Data entries for graphics:
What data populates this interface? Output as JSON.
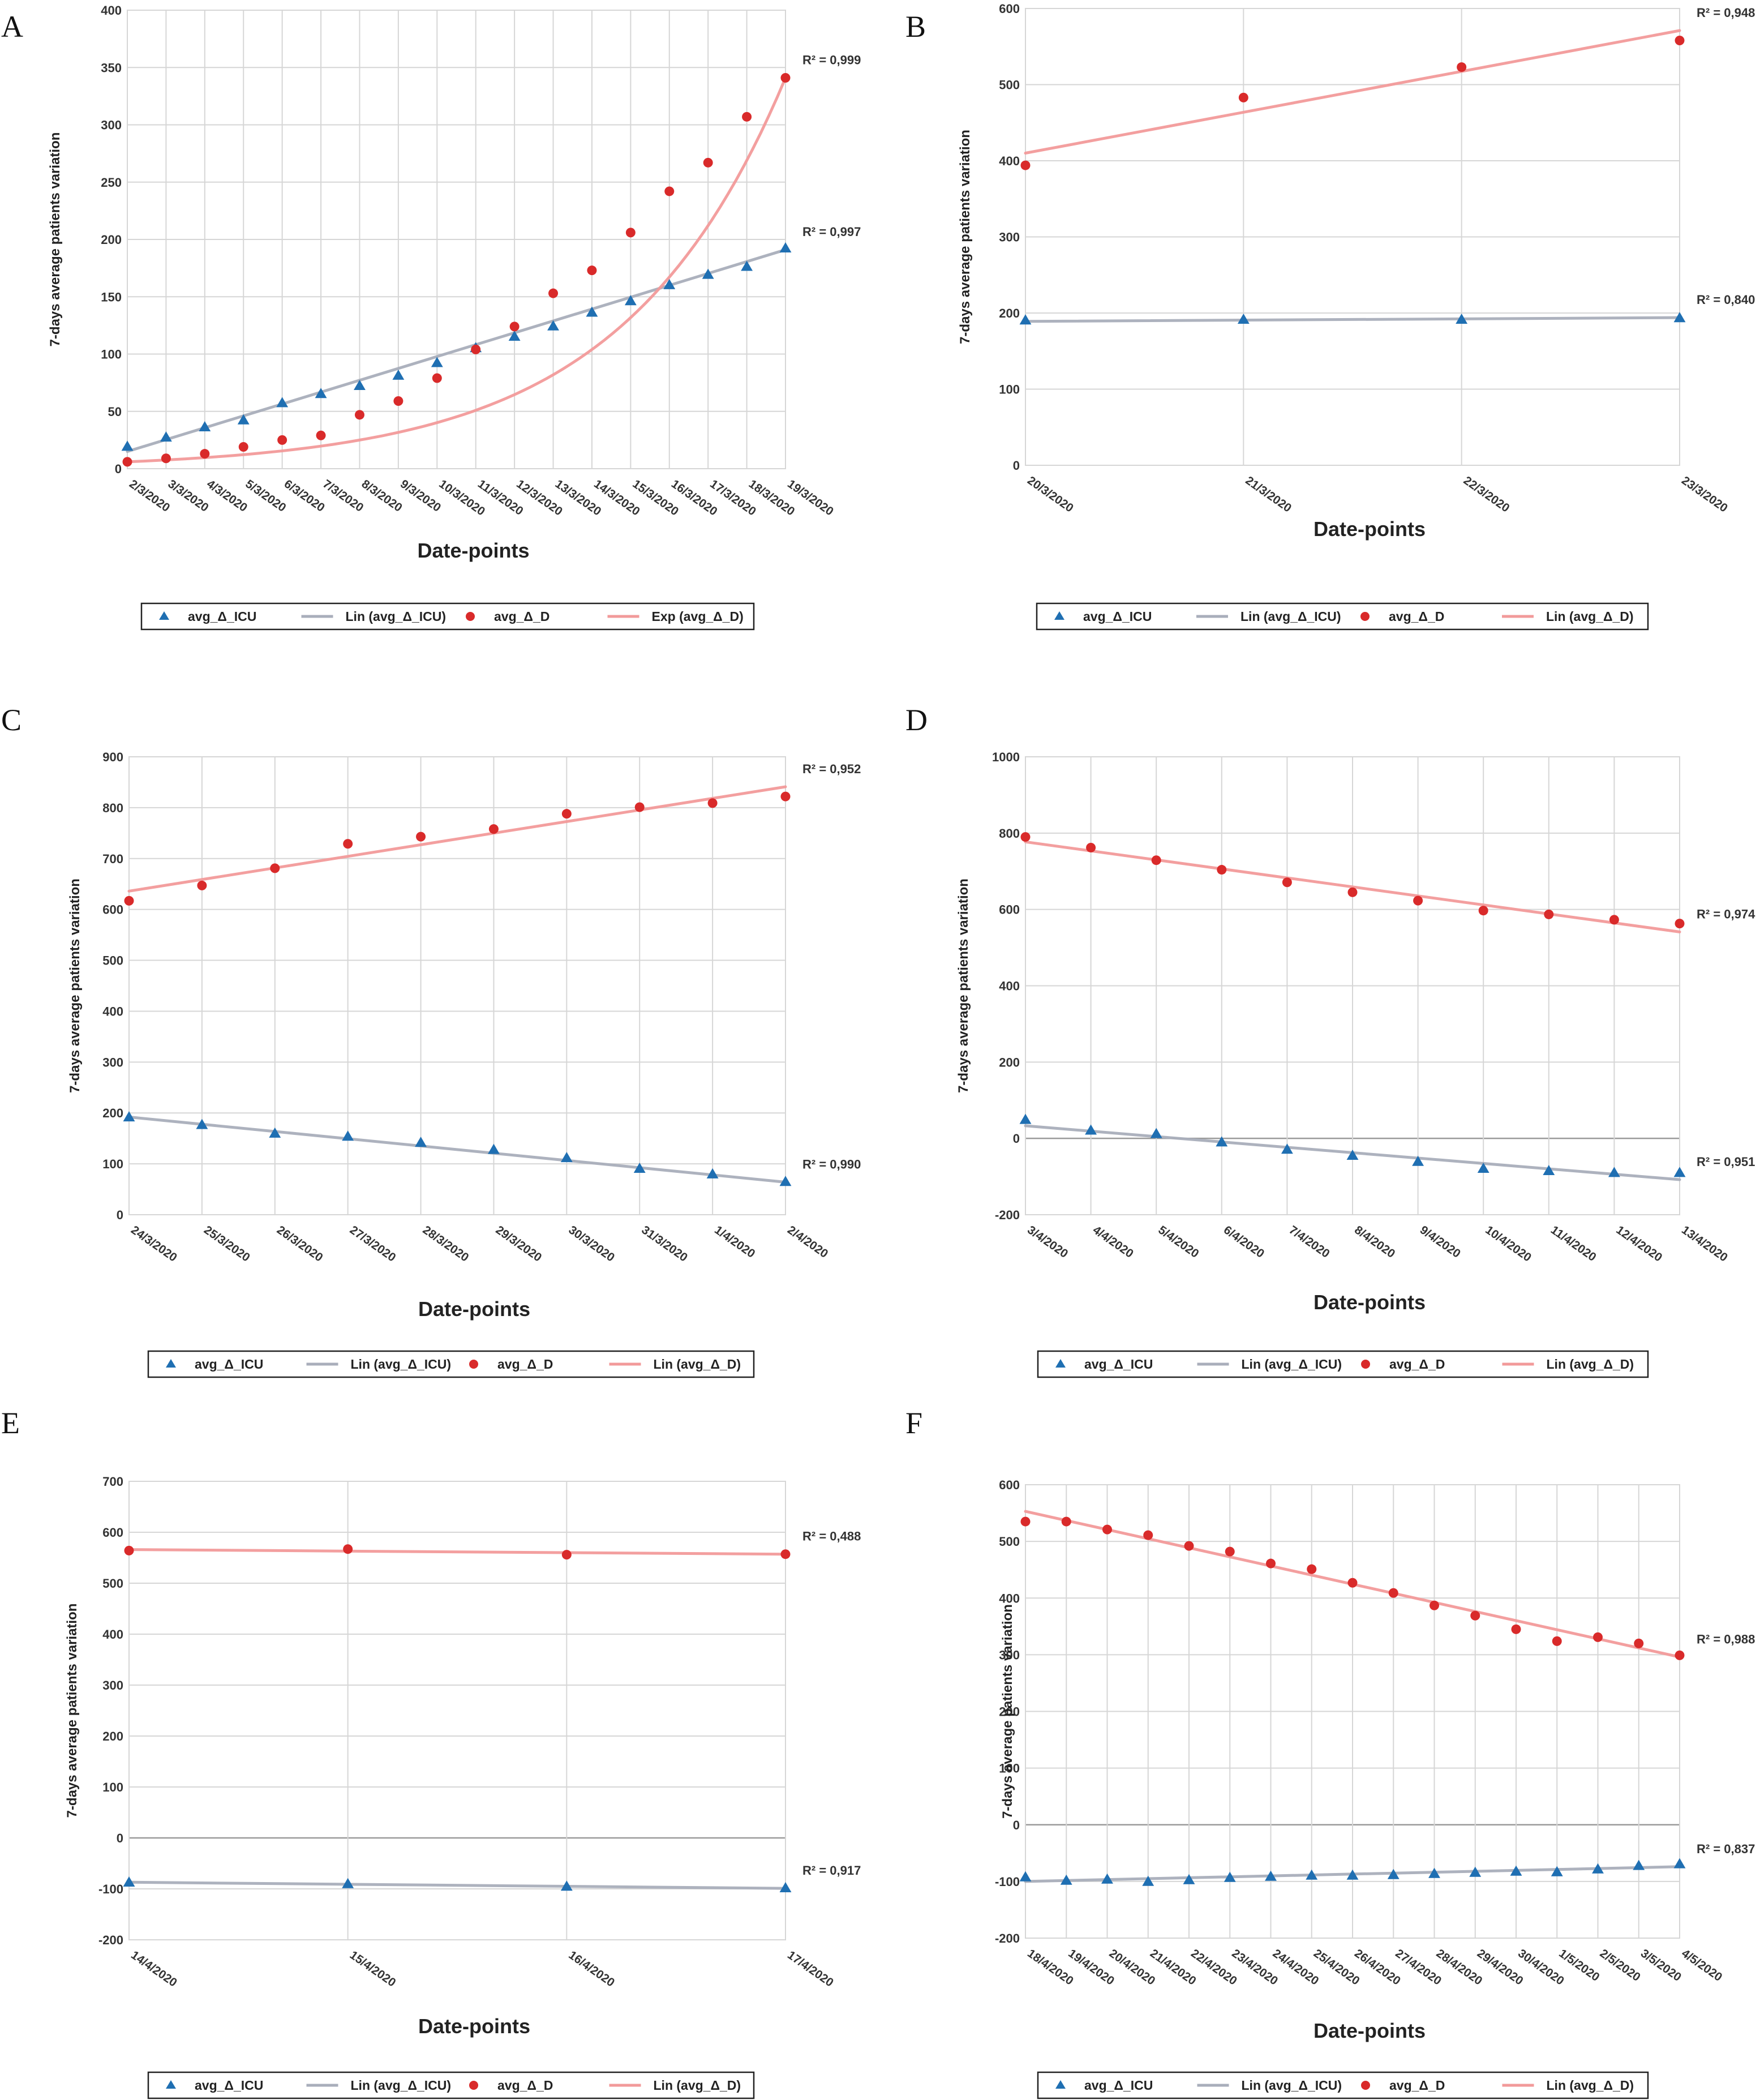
{
  "chart_data": [
    {
      "panel": "A",
      "type": "scatter",
      "xlabel": "Date-points",
      "ylabel": "7-days average patients variation",
      "ylim": [
        0,
        400
      ],
      "yticks": [
        0,
        50,
        100,
        150,
        200,
        250,
        300,
        350,
        400
      ],
      "categories": [
        "2/3/2020",
        "3/3/2020",
        "4/3/2020",
        "5/3/2020",
        "6/3/2020",
        "7/3/2020",
        "8/3/2020",
        "9/3/2020",
        "10/3/2020",
        "11/3/2020",
        "12/3/2020",
        "13/3/2020",
        "14/3/2020",
        "15/3/2020",
        "16/3/2020",
        "17/3/2020",
        "18/3/2020",
        "19/3/2020"
      ],
      "grid": true,
      "series": [
        {
          "name": "avg_Δ_ICU",
          "marker": "triangle",
          "color": "#1f6fb2",
          "values": [
            19,
            27,
            36,
            42,
            57,
            65,
            72,
            81,
            92,
            105,
            115,
            124,
            136,
            146,
            160,
            169,
            176,
            192
          ]
        },
        {
          "name": "avg_Δ_D",
          "marker": "circle",
          "color": "#d92a2a",
          "values": [
            6,
            9,
            13,
            19,
            25,
            29,
            47,
            59,
            79,
            104,
            124,
            153,
            173,
            206,
            242,
            267,
            307,
            341
          ]
        }
      ],
      "trends": [
        {
          "name": "Lin (avg_Δ_ICU)",
          "kind": "linear",
          "color": "#a9aebb",
          "from": 15,
          "to": 191,
          "r2": "R² = 0,997"
        },
        {
          "name": "Exp (avg_Δ_D)",
          "kind": "exp",
          "color": "#f29a9a",
          "from": 6,
          "to": 341,
          "r2": "R² = 0,999"
        }
      ],
      "legend": [
        "avg_Δ_ICU",
        "Lin (avg_Δ_ICU)",
        "avg_Δ_D",
        "Exp (avg_Δ_D)"
      ],
      "legend_position": "bottom"
    },
    {
      "panel": "B",
      "type": "scatter",
      "xlabel": "Date-points",
      "ylabel": "7-days average patients variation",
      "ylim": [
        0,
        600
      ],
      "yticks": [
        0,
        100,
        200,
        300,
        400,
        500,
        600
      ],
      "categories": [
        "20/3/2020",
        "21/3/2020",
        "22/3/2020",
        "23/3/2020"
      ],
      "grid": true,
      "series": [
        {
          "name": "avg_Δ_ICU",
          "marker": "triangle",
          "color": "#1f6fb2",
          "values": [
            190,
            191,
            191,
            193
          ]
        },
        {
          "name": "avg_Δ_D",
          "marker": "circle",
          "color": "#d92a2a",
          "values": [
            394,
            483,
            523,
            558
          ]
        }
      ],
      "trends": [
        {
          "name": "Lin (avg_Δ_ICU)",
          "kind": "linear",
          "color": "#a9aebb",
          "from": 189,
          "to": 194,
          "r2": "R² = 0,840"
        },
        {
          "name": "Lin (avg_Δ_D)",
          "kind": "linear",
          "color": "#f29a9a",
          "from": 410,
          "to": 571,
          "r2": "R² = 0,948"
        }
      ],
      "legend": [
        "avg_Δ_ICU",
        "Lin (avg_Δ_ICU)",
        "avg_Δ_D",
        "Lin (avg_Δ_D)"
      ],
      "legend_position": "bottom"
    },
    {
      "panel": "C",
      "type": "scatter",
      "xlabel": "Date-points",
      "ylabel": "7-days average patients variation",
      "ylim": [
        0,
        900
      ],
      "yticks": [
        0,
        100,
        200,
        300,
        400,
        500,
        600,
        700,
        800,
        900
      ],
      "categories": [
        "24/3/2020",
        "25/3/2020",
        "26/3/2020",
        "27/3/2020",
        "28/3/2020",
        "29/3/2020",
        "30/3/2020",
        "31/3/2020",
        "1/4/2020",
        "2/4/2020"
      ],
      "grid": true,
      "series": [
        {
          "name": "avg_Δ_ICU",
          "marker": "triangle",
          "color": "#1f6fb2",
          "values": [
            191,
            176,
            159,
            153,
            141,
            127,
            111,
            90,
            79,
            64
          ]
        },
        {
          "name": "avg_Δ_D",
          "marker": "circle",
          "color": "#d92a2a",
          "values": [
            617,
            647,
            681,
            729,
            743,
            758,
            788,
            801,
            809,
            822
          ]
        }
      ],
      "trends": [
        {
          "name": "Lin (avg_Δ_ICU)",
          "kind": "linear",
          "color": "#a9aebb",
          "from": 192,
          "to": 64,
          "r2": "R² = 0,990"
        },
        {
          "name": "Lin (avg_Δ_D)",
          "kind": "linear",
          "color": "#f29a9a",
          "from": 636,
          "to": 841,
          "r2": "R² = 0,952"
        }
      ],
      "legend": [
        "avg_Δ_ICU",
        "Lin (avg_Δ_ICU)",
        "avg_Δ_D",
        "Lin (avg_Δ_D)"
      ],
      "legend_position": "bottom"
    },
    {
      "panel": "D",
      "type": "scatter",
      "xlabel": "Date-points",
      "ylabel": "7-days average patients variation",
      "ylim": [
        -200,
        1000
      ],
      "yticks": [
        -200,
        0,
        200,
        400,
        600,
        800,
        1000
      ],
      "categories": [
        "3/4/2020",
        "4/4/2020",
        "5/4/2020",
        "6/4/2020",
        "7/4/2020",
        "8/4/2020",
        "9/4/2020",
        "10/4/2020",
        "11/4/2020",
        "12/4/2020",
        "13/4/2020"
      ],
      "grid": true,
      "series": [
        {
          "name": "avg_Δ_ICU",
          "marker": "triangle",
          "color": "#1f6fb2",
          "values": [
            48,
            20,
            11,
            -11,
            -30,
            -46,
            -62,
            -80,
            -86,
            -91,
            -91
          ]
        },
        {
          "name": "avg_Δ_D",
          "marker": "circle",
          "color": "#d92a2a",
          "values": [
            790,
            762,
            729,
            704,
            671,
            645,
            623,
            597,
            587,
            573,
            563
          ]
        }
      ],
      "trends": [
        {
          "name": "Lin (avg_Δ_ICU)",
          "kind": "linear",
          "color": "#a9aebb",
          "from": 33,
          "to": -108,
          "r2": "R² = 0,951"
        },
        {
          "name": "Lin (avg_Δ_D)",
          "kind": "linear",
          "color": "#f29a9a",
          "from": 777,
          "to": 541,
          "r2": "R² = 0,974"
        }
      ],
      "legend": [
        "avg_Δ_ICU",
        "Lin (avg_Δ_ICU)",
        "avg_Δ_D",
        "Lin (avg_Δ_D)"
      ],
      "legend_position": "bottom"
    },
    {
      "panel": "E",
      "type": "scatter",
      "xlabel": "Date-points",
      "ylabel": "7-days average patients variation",
      "ylim": [
        -200,
        700
      ],
      "yticks": [
        -200,
        -100,
        0,
        100,
        200,
        300,
        400,
        500,
        600,
        700
      ],
      "categories": [
        "14/4/2020",
        "15/4/2020",
        "16/4/2020",
        "17/4/2020"
      ],
      "grid": true,
      "series": [
        {
          "name": "avg_Δ_ICU",
          "marker": "triangle",
          "color": "#1f6fb2",
          "values": [
            -88,
            -91,
            -96,
            -99
          ]
        },
        {
          "name": "avg_Δ_D",
          "marker": "circle",
          "color": "#d92a2a",
          "values": [
            564,
            567,
            556,
            557
          ]
        }
      ],
      "trends": [
        {
          "name": "Lin (avg_Δ_ICU)",
          "kind": "linear",
          "color": "#a9aebb",
          "from": -87,
          "to": -99,
          "r2": "R² = 0,917"
        },
        {
          "name": "Lin (avg_Δ_D)",
          "kind": "linear",
          "color": "#f29a9a",
          "from": 566,
          "to": 557,
          "r2": "R² = 0,488"
        }
      ],
      "legend": [
        "avg_Δ_ICU",
        "Lin (avg_Δ_ICU)",
        "avg_Δ_D",
        "Lin (avg_Δ_D)"
      ],
      "legend_position": "bottom"
    },
    {
      "panel": "F",
      "type": "scatter",
      "xlabel": "Date-points",
      "ylabel": "7-days average patients variation",
      "ylim": [
        -200,
        600
      ],
      "yticks": [
        -200,
        -100,
        0,
        100,
        200,
        300,
        400,
        500,
        600
      ],
      "categories": [
        "18/4/2020",
        "19/4/2020",
        "20/4/2020",
        "21/4/2020",
        "22/4/2020",
        "23/4/2020",
        "24/4/2020",
        "25/4/2020",
        "26/4/2020",
        "27/4/2020",
        "28/4/2020",
        "29/4/2020",
        "30/4/2020",
        "1/5/2020",
        "2/5/2020",
        "3/5/2020",
        "4/5/2020"
      ],
      "grid": true,
      "series": [
        {
          "name": "avg_Δ_ICU",
          "marker": "triangle",
          "color": "#1f6fb2",
          "values": [
            -93,
            -99,
            -97,
            -101,
            -98,
            -94,
            -92,
            -90,
            -90,
            -89,
            -87,
            -85,
            -83,
            -84,
            -79,
            -73,
            -70
          ]
        },
        {
          "name": "avg_Δ_D",
          "marker": "circle",
          "color": "#d92a2a",
          "values": [
            535,
            535,
            521,
            511,
            492,
            482,
            461,
            451,
            427,
            409,
            387,
            369,
            345,
            324,
            331,
            320,
            299
          ]
        }
      ],
      "trends": [
        {
          "name": "Lin (avg_Δ_ICU)",
          "kind": "linear",
          "color": "#a9aebb",
          "from": -100,
          "to": -74,
          "r2": "R² = 0,837"
        },
        {
          "name": "Lin (avg_Δ_D)",
          "kind": "linear",
          "color": "#f29a9a",
          "from": 553,
          "to": 296,
          "r2": "R² = 0,988"
        }
      ],
      "legend": [
        "avg_Δ_ICU",
        "Lin (avg_Δ_ICU)",
        "avg_Δ_D",
        "Lin (avg_Δ_D)"
      ],
      "legend_position": "bottom"
    }
  ]
}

PROBLEM REQUIREMENTS:
Copy every line of the entries in which "from" can be found.

ANSWER TO THE PROBLEM:
          "from": 15,
          "from": 6,
          "from": 189,
          "from": 410,
          "from": 192,
          "from": 636,
          "from": 33,
          "from": 777,
          "from": -87,
          "from": 566,
          "from": -100,
          "from": 553,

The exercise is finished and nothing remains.